(Beginning of Provided material)

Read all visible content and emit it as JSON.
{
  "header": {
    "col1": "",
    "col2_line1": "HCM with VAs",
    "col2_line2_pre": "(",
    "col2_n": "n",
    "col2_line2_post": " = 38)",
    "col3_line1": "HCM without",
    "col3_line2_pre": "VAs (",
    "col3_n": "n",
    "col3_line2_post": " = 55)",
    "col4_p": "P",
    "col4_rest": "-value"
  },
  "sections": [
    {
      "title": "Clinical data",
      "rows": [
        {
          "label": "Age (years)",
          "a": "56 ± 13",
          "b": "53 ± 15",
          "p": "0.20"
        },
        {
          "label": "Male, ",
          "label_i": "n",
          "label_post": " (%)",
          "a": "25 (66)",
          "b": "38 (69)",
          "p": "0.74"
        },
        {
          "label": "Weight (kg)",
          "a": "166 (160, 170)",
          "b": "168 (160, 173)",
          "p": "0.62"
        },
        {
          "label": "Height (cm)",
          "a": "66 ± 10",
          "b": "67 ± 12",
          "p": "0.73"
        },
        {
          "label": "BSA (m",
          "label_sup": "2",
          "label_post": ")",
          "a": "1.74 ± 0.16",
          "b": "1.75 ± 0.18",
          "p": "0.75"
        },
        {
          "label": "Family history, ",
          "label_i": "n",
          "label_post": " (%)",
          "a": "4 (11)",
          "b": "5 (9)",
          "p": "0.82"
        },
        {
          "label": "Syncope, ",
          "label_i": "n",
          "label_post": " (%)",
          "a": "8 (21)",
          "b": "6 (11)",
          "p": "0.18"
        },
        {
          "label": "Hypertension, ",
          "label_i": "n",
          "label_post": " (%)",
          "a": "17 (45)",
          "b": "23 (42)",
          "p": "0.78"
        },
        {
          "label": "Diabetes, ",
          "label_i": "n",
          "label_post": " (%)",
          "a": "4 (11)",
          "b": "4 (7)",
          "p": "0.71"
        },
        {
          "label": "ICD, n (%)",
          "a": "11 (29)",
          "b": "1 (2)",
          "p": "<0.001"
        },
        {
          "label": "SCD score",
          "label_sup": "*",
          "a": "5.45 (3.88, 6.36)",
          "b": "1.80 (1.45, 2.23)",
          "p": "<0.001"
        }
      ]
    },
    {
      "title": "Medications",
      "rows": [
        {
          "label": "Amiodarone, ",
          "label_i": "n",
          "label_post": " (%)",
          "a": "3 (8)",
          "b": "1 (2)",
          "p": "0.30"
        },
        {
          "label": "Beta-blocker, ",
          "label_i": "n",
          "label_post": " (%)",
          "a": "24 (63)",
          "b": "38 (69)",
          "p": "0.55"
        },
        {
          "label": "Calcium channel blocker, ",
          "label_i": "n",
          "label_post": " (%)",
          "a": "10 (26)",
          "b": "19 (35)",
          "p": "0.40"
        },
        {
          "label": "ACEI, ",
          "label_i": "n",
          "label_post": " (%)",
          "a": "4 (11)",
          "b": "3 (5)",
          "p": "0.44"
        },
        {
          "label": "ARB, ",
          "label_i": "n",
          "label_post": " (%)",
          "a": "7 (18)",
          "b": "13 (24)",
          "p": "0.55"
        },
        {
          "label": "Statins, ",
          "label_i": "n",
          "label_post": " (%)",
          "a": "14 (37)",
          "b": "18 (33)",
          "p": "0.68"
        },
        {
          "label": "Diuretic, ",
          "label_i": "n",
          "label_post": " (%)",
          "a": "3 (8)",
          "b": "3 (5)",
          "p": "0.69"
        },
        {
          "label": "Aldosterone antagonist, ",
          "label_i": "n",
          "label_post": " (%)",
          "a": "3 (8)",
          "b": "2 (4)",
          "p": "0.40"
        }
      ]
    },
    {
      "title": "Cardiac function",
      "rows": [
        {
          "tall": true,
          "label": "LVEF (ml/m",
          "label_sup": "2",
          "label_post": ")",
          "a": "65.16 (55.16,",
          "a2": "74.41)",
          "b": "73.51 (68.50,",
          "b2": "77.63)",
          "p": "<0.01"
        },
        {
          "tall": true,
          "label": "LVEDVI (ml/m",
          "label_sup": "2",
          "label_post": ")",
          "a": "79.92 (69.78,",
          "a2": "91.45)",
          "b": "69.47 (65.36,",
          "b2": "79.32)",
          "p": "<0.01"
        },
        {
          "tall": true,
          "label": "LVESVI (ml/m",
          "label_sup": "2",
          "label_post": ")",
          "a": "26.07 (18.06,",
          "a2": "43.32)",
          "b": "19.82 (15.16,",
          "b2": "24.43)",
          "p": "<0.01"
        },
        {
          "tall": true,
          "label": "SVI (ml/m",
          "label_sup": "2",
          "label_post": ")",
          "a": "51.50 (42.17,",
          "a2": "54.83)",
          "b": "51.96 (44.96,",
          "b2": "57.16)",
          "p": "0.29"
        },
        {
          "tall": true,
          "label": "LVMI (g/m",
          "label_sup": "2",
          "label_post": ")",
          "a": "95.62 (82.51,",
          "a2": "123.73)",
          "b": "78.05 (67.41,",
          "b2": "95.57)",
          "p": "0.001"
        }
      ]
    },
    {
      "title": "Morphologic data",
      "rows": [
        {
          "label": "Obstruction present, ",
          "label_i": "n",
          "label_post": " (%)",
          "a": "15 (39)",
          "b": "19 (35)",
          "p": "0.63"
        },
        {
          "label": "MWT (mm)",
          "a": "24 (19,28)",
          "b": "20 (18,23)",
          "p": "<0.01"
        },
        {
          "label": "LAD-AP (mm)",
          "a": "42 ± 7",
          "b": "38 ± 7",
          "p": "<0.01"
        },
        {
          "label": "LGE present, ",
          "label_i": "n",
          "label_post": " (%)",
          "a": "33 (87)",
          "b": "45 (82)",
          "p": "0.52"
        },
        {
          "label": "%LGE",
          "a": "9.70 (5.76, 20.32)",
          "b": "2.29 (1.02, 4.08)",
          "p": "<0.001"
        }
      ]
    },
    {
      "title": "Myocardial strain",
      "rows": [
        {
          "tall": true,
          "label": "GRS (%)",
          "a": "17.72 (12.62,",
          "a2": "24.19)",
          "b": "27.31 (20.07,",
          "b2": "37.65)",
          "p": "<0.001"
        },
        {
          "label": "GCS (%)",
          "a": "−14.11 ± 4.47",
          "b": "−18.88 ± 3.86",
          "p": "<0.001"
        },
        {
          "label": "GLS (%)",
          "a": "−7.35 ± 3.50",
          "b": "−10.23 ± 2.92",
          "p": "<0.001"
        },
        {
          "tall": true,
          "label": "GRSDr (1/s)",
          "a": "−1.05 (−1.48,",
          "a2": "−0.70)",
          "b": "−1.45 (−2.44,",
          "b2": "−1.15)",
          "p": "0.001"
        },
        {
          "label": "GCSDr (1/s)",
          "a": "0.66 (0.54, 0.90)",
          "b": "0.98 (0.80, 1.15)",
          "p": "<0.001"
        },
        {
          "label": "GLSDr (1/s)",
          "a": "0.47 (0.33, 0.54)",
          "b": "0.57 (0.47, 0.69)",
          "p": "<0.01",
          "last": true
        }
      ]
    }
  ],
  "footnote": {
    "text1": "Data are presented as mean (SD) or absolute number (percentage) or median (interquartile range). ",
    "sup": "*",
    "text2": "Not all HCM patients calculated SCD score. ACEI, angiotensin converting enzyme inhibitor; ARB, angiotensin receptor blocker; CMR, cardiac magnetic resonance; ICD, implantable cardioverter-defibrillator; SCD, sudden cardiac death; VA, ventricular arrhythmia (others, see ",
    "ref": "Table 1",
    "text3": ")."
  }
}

(End of Provided material)

Restate the entries. Match them exactly.

Your response:
Read all visible content and emit it as JSON.
{
  "header": {
    "col1": "",
    "col2_line1": "HCM with VAs",
    "col2_line2_pre": "(",
    "col2_n": "n",
    "col2_line2_post": " = 38)",
    "col3_line1": "HCM without",
    "col3_line2_pre": "VAs (",
    "col3_n": "n",
    "col3_line2_post": " = 55)",
    "col4_p": "P",
    "col4_rest": "-value"
  },
  "sections": [
    {
      "title": "Clinical data",
      "rows": [
        {
          "label": "Age (years)",
          "a": "56 ± 13",
          "b": "53 ± 15",
          "p": "0.20"
        },
        {
          "label": "Male, ",
          "label_i": "n",
          "label_post": " (%)",
          "a": "25 (66)",
          "b": "38 (69)",
          "p": "0.74"
        },
        {
          "label": "Weight (kg)",
          "a": "166 (160, 170)",
          "b": "168 (160, 173)",
          "p": "0.62"
        },
        {
          "label": "Height (cm)",
          "a": "66 ± 10",
          "b": "67 ± 12",
          "p": "0.73"
        },
        {
          "label": "BSA (m",
          "label_sup": "2",
          "label_post": ")",
          "a": "1.74 ± 0.16",
          "b": "1.75 ± 0.18",
          "p": "0.75"
        },
        {
          "label": "Family history, ",
          "label_i": "n",
          "label_post": " (%)",
          "a": "4 (11)",
          "b": "5 (9)",
          "p": "0.82"
        },
        {
          "label": "Syncope, ",
          "label_i": "n",
          "label_post": " (%)",
          "a": "8 (21)",
          "b": "6 (11)",
          "p": "0.18"
        },
        {
          "label": "Hypertension, ",
          "label_i": "n",
          "label_post": " (%)",
          "a": "17 (45)",
          "b": "23 (42)",
          "p": "0.78"
        },
        {
          "label": "Diabetes, ",
          "label_i": "n",
          "label_post": " (%)",
          "a": "4 (11)",
          "b": "4 (7)",
          "p": "0.71"
        },
        {
          "label": "ICD, n (%)",
          "a": "11 (29)",
          "b": "1 (2)",
          "p": "<0.001"
        },
        {
          "label": "SCD score",
          "label_sup": "*",
          "a": "5.45 (3.88, 6.36)",
          "b": "1.80 (1.45, 2.23)",
          "p": "<0.001"
        }
      ]
    },
    {
      "title": "Medications",
      "rows": [
        {
          "label": "Amiodarone, ",
          "label_i": "n",
          "label_post": " (%)",
          "a": "3 (8)",
          "b": "1 (2)",
          "p": "0.30"
        },
        {
          "label": "Beta-blocker, ",
          "label_i": "n",
          "label_post": " (%)",
          "a": "24 (63)",
          "b": "38 (69)",
          "p": "0.55"
        },
        {
          "label": "Calcium channel blocker, ",
          "label_i": "n",
          "label_post": " (%)",
          "a": "10 (26)",
          "b": "19 (35)",
          "p": "0.40"
        },
        {
          "label": "ACEI, ",
          "label_i": "n",
          "label_post": " (%)",
          "a": "4 (11)",
          "b": "3 (5)",
          "p": "0.44"
        },
        {
          "label": "ARB, ",
          "label_i": "n",
          "label_post": " (%)",
          "a": "7 (18)",
          "b": "13 (24)",
          "p": "0.55"
        },
        {
          "label": "Statins, ",
          "label_i": "n",
          "label_post": " (%)",
          "a": "14 (37)",
          "b": "18 (33)",
          "p": "0.68"
        },
        {
          "label": "Diuretic, ",
          "label_i": "n",
          "label_post": " (%)",
          "a": "3 (8)",
          "b": "3 (5)",
          "p": "0.69"
        },
        {
          "label": "Aldosterone antagonist, ",
          "label_i": "n",
          "label_post": " (%)",
          "a": "3 (8)",
          "b": "2 (4)",
          "p": "0.40"
        }
      ]
    },
    {
      "title": "Cardiac function",
      "rows": [
        {
          "tall": true,
          "label": "LVEF (ml/m",
          "label_sup": "2",
          "label_post": ")",
          "a": "65.16 (55.16,",
          "a2": "74.41)",
          "b": "73.51 (68.50,",
          "b2": "77.63)",
          "p": "<0.01"
        },
        {
          "tall": true,
          "label": "LVEDVI (ml/m",
          "label_sup": "2",
          "label_post": ")",
          "a": "79.92 (69.78,",
          "a2": "91.45)",
          "b": "69.47 (65.36,",
          "b2": "79.32)",
          "p": "<0.01"
        },
        {
          "tall": true,
          "label": "LVESVI (ml/m",
          "label_sup": "2",
          "label_post": ")",
          "a": "26.07 (18.06,",
          "a2": "43.32)",
          "b": "19.82 (15.16,",
          "b2": "24.43)",
          "p": "<0.01"
        },
        {
          "tall": true,
          "label": "SVI (ml/m",
          "label_sup": "2",
          "label_post": ")",
          "a": "51.50 (42.17,",
          "a2": "54.83)",
          "b": "51.96 (44.96,",
          "b2": "57.16)",
          "p": "0.29"
        },
        {
          "tall": true,
          "label": "LVMI (g/m",
          "label_sup": "2",
          "label_post": ")",
          "a": "95.62 (82.51,",
          "a2": "123.73)",
          "b": "78.05 (67.41,",
          "b2": "95.57)",
          "p": "0.001"
        }
      ]
    },
    {
      "title": "Morphologic data",
      "rows": [
        {
          "label": "Obstruction present, ",
          "label_i": "n",
          "label_post": " (%)",
          "a": "15 (39)",
          "b": "19 (35)",
          "p": "0.63"
        },
        {
          "label": "MWT (mm)",
          "a": "24 (19,28)",
          "b": "20 (18,23)",
          "p": "<0.01"
        },
        {
          "label": "LAD-AP (mm)",
          "a": "42 ± 7",
          "b": "38 ± 7",
          "p": "<0.01"
        },
        {
          "label": "LGE present, ",
          "label_i": "n",
          "label_post": " (%)",
          "a": "33 (87)",
          "b": "45 (82)",
          "p": "0.52"
        },
        {
          "label": "%LGE",
          "a": "9.70 (5.76, 20.32)",
          "b": "2.29 (1.02, 4.08)",
          "p": "<0.001"
        }
      ]
    },
    {
      "title": "Myocardial strain",
      "rows": [
        {
          "tall": true,
          "label": "GRS (%)",
          "a": "17.72 (12.62,",
          "a2": "24.19)",
          "b": "27.31 (20.07,",
          "b2": "37.65)",
          "p": "<0.001"
        },
        {
          "label": "GCS (%)",
          "a": "−14.11 ± 4.47",
          "b": "−18.88 ± 3.86",
          "p": "<0.001"
        },
        {
          "label": "GLS (%)",
          "a": "−7.35 ± 3.50",
          "b": "−10.23 ± 2.92",
          "p": "<0.001"
        },
        {
          "tall": true,
          "label": "GRSDr (1/s)",
          "a": "−1.05 (−1.48,",
          "a2": "−0.70)",
          "b": "−1.45 (−2.44,",
          "b2": "−1.15)",
          "p": "0.001"
        },
        {
          "label": "GCSDr (1/s)",
          "a": "0.66 (0.54, 0.90)",
          "b": "0.98 (0.80, 1.15)",
          "p": "<0.001"
        },
        {
          "label": "GLSDr (1/s)",
          "a": "0.47 (0.33, 0.54)",
          "b": "0.57 (0.47, 0.69)",
          "p": "<0.01",
          "last": true
        }
      ]
    }
  ],
  "footnote": {
    "text1": "Data are presented as mean (SD) or absolute number (percentage) or median (interquartile range). ",
    "sup": "*",
    "text2": "Not all HCM patients calculated SCD score. ACEI, angiotensin converting enzyme inhibitor; ARB, angiotensin receptor blocker; CMR, cardiac magnetic resonance; ICD, implantable cardioverter-defibrillator; SCD, sudden cardiac death; VA, ventricular arrhythmia (others, see ",
    "ref": "Table 1",
    "text3": ")."
  }
}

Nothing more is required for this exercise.